## [INSTRUCTIONS TO FOLLOW]
Return every line below as is, leaving out the pictures.

## [Saved entries]
========

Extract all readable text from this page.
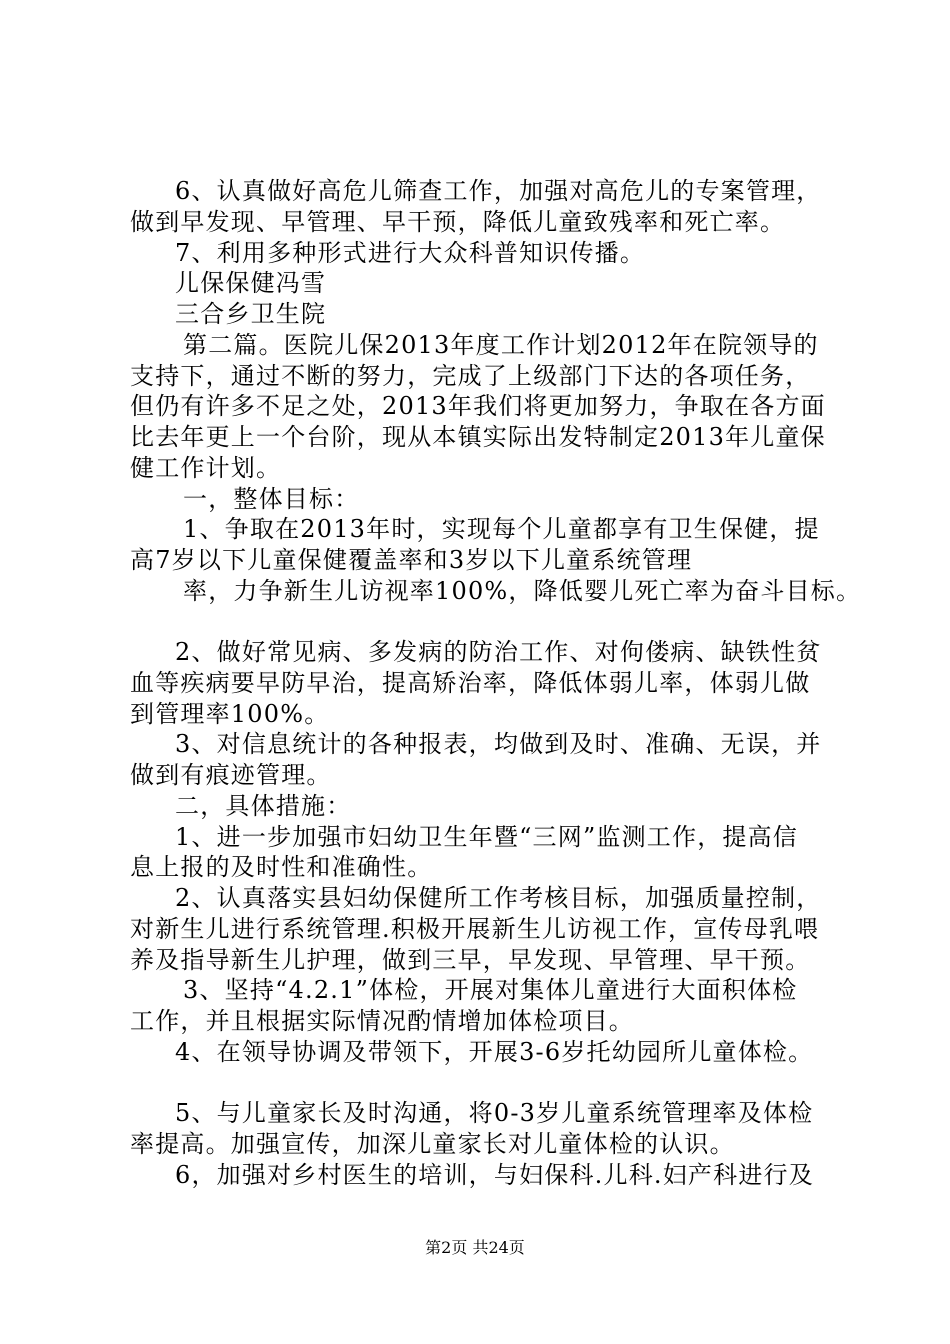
6、认真做好高危儿筛查工作，加强对高危儿的专案管理，
做到早发现、早管理、早干预，降低儿童致残率和死亡率。
7、利用多种形式进行大众科普知识传播。
儿保保健冯雪
三合乡卫生院
第二篇。医院儿保2013年度工作计划2012年在院领导的
支持下，通过不断的努力，完成了上级部门下达的各项任务，
但仍有许多不足之处，2013年我们将更加努力，争取在各方面
比去年更上一个台阶，现从本镇实际出发特制定2013年儿童保
健工作计划。
一，整体目标：
1、争取在2013年时，实现每个儿童都享有卫生保健，提
高7岁以下儿童保健覆盖率和3岁以下儿童系统管理
率，力争新生儿访视率100%，降低婴儿死亡率为奋斗目标。
2、做好常见病、多发病的防治工作、对佝偻病、缺铁性贫
血等疾病要早防早治，提高矫治率，降低体弱儿率，体弱儿做
到管理率100%。
3、对信息统计的各种报表，均做到及时、准确、无误，并
做到有痕迹管理。
二，具体措施：
1、进一步加强市妇幼卫生年暨“三网”监测工作，提高信
息上报的及时性和准确性。
2、认真落实县妇幼保健所工作考核目标，加强质量控制，
对新生儿进行系统管理.积极开展新生儿访视工作，宣传母乳喂
养及指导新生儿护理，做到三早，早发现、早管理、早干预。
3、坚持“4.2.1”体检，开展对集体儿童进行大面积体检
工作，并且根据实际情况酌情增加体检项目。
4、在领导协调及带领下，开展3-6岁托幼园所儿童体检。
5、与儿童家长及时沟通，将0-3岁儿童系统管理率及体检
率提高。加强宣传，加深儿童家长对儿童体检的认识。
6，加强对乡村医生的培训，与妇保科.儿科.妇产科进行及
第2页 共24页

========

## [COMPLETE RESPONSE]
Extract all readable text from this page.
6、认真做好高危儿筛查工作，加强对高危儿的专案管理，
做到早发现、早管理、早干预，降低儿童致残率和死亡率。
7、利用多种形式进行大众科普知识传播。
儿保保健冯雪
三合乡卫生院
第二篇。医院儿保2013年度工作计划2012年在院领导的
支持下，通过不断的努力，完成了上级部门下达的各项任务，
但仍有许多不足之处，2013年我们将更加努力，争取在各方面
比去年更上一个台阶，现从本镇实际出发特制定2013年儿童保
健工作计划。
一，整体目标：
1、争取在2013年时，实现每个儿童都享有卫生保健，提
高7岁以下儿童保健覆盖率和3岁以下儿童系统管理
率，力争新生儿访视率100%，降低婴儿死亡率为奋斗目标。
2、做好常见病、多发病的防治工作、对佝偻病、缺铁性贫
血等疾病要早防早治，提高矫治率，降低体弱儿率，体弱儿做
到管理率100%。
3、对信息统计的各种报表，均做到及时、准确、无误，并
做到有痕迹管理。
二，具体措施：
1、进一步加强市妇幼卫生年暨“三网”监测工作，提高信
息上报的及时性和准确性。
2、认真落实县妇幼保健所工作考核目标，加强质量控制，
对新生儿进行系统管理.积极开展新生儿访视工作，宣传母乳喂
养及指导新生儿护理，做到三早，早发现、早管理、早干预。
3、坚持“4.2.1”体检，开展对集体儿童进行大面积体检
工作，并且根据实际情况酌情增加体检项目。
4、在领导协调及带领下，开展3-6岁托幼园所儿童体检。
5、与儿童家长及时沟通，将0-3岁儿童系统管理率及体检
率提高。加强宣传，加深儿童家长对儿童体检的认识。
6，加强对乡村医生的培训，与妇保科.儿科.妇产科进行及
第2页 共24页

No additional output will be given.